## Directions for this task
Find every line of the listing below where "version" appears, and copy it.

══ Extracted data

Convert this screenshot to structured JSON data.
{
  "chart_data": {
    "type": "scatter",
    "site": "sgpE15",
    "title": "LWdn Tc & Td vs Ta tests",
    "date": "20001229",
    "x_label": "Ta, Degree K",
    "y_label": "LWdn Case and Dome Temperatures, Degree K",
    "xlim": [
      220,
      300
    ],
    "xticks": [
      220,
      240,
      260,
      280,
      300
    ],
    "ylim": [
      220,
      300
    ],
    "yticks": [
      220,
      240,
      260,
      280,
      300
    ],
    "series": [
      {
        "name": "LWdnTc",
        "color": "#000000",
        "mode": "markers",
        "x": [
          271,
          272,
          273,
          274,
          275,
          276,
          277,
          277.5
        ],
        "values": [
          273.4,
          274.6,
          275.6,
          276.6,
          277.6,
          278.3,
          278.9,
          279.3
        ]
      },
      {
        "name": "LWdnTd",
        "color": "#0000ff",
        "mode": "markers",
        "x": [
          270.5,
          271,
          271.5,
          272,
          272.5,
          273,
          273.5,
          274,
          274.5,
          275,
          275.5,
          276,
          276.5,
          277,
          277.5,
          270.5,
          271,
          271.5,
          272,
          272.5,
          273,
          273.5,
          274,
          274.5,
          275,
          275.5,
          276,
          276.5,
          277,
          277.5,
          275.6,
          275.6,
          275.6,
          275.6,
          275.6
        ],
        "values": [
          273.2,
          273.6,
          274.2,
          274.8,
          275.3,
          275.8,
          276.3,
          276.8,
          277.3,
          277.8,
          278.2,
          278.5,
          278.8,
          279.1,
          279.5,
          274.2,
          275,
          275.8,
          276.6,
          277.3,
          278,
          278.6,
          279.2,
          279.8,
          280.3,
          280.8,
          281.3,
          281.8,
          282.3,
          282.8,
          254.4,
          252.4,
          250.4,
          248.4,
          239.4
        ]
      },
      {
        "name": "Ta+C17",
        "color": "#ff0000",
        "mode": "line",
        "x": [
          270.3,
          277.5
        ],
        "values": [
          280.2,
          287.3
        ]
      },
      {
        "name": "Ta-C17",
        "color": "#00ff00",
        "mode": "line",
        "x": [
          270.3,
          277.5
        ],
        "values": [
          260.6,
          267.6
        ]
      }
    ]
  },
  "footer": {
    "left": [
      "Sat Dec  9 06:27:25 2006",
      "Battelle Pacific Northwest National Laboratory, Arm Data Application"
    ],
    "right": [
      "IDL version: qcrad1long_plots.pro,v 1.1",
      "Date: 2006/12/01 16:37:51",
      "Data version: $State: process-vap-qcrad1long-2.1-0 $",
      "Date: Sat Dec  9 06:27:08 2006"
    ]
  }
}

════

## Task response
      "IDL version: qcrad1long_plots.pro,v 1.1",
      "Data version: $State: process-vap-qcrad1long-2.1-0 $",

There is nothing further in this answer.